/---

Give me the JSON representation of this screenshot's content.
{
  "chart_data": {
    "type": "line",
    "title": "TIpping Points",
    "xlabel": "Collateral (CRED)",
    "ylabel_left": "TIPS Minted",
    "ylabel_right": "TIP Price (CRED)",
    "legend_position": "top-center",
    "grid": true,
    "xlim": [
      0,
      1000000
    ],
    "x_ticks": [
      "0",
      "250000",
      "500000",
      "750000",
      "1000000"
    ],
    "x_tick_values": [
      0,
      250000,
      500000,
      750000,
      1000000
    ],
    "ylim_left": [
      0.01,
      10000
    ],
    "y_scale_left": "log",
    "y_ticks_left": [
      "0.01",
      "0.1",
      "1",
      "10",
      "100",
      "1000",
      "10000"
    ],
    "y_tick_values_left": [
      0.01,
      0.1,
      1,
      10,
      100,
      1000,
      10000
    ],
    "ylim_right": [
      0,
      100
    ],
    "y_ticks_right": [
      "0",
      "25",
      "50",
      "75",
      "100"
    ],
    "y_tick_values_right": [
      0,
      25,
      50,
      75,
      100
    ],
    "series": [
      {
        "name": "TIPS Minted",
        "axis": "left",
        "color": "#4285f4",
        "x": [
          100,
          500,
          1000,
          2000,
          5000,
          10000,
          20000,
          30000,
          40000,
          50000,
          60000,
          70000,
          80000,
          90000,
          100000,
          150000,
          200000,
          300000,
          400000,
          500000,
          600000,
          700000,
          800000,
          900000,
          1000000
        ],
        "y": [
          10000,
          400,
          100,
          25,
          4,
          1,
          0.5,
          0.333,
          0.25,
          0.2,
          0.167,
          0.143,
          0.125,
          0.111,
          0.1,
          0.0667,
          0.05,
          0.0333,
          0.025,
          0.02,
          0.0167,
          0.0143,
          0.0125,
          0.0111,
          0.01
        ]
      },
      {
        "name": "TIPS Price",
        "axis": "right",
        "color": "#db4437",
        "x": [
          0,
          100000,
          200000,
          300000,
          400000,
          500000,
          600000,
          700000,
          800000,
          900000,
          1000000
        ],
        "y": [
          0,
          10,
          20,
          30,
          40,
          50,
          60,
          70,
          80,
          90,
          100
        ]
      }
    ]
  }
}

\---

Short task:
Please reproduce the entire listing, exactly as shown.

Final result:
Give me the JSON representation of this screenshot's content.
{
  "chart_data": {
    "type": "line",
    "title": "TIpping Points",
    "xlabel": "Collateral (CRED)",
    "ylabel_left": "TIPS Minted",
    "ylabel_right": "TIP Price (CRED)",
    "legend_position": "top-center",
    "grid": true,
    "xlim": [
      0,
      1000000
    ],
    "x_ticks": [
      "0",
      "250000",
      "500000",
      "750000",
      "1000000"
    ],
    "x_tick_values": [
      0,
      250000,
      500000,
      750000,
      1000000
    ],
    "ylim_left": [
      0.01,
      10000
    ],
    "y_scale_left": "log",
    "y_ticks_left": [
      "0.01",
      "0.1",
      "1",
      "10",
      "100",
      "1000",
      "10000"
    ],
    "y_tick_values_left": [
      0.01,
      0.1,
      1,
      10,
      100,
      1000,
      10000
    ],
    "ylim_right": [
      0,
      100
    ],
    "y_ticks_right": [
      "0",
      "25",
      "50",
      "75",
      "100"
    ],
    "y_tick_values_right": [
      0,
      25,
      50,
      75,
      100
    ],
    "series": [
      {
        "name": "TIPS Minted",
        "axis": "left",
        "color": "#4285f4",
        "x": [
          100,
          500,
          1000,
          2000,
          5000,
          10000,
          20000,
          30000,
          40000,
          50000,
          60000,
          70000,
          80000,
          90000,
          100000,
          150000,
          200000,
          300000,
          400000,
          500000,
          600000,
          700000,
          800000,
          900000,
          1000000
        ],
        "y": [
          10000,
          400,
          100,
          25,
          4,
          1,
          0.5,
          0.333,
          0.25,
          0.2,
          0.167,
          0.143,
          0.125,
          0.111,
          0.1,
          0.0667,
          0.05,
          0.0333,
          0.025,
          0.02,
          0.0167,
          0.0143,
          0.0125,
          0.0111,
          0.01
        ]
      },
      {
        "name": "TIPS Price",
        "axis": "right",
        "color": "#db4437",
        "x": [
          0,
          100000,
          200000,
          300000,
          400000,
          500000,
          600000,
          700000,
          800000,
          900000,
          1000000
        ],
        "y": [
          0,
          10,
          20,
          30,
          40,
          50,
          60,
          70,
          80,
          90,
          100
        ]
      }
    ]
  }
}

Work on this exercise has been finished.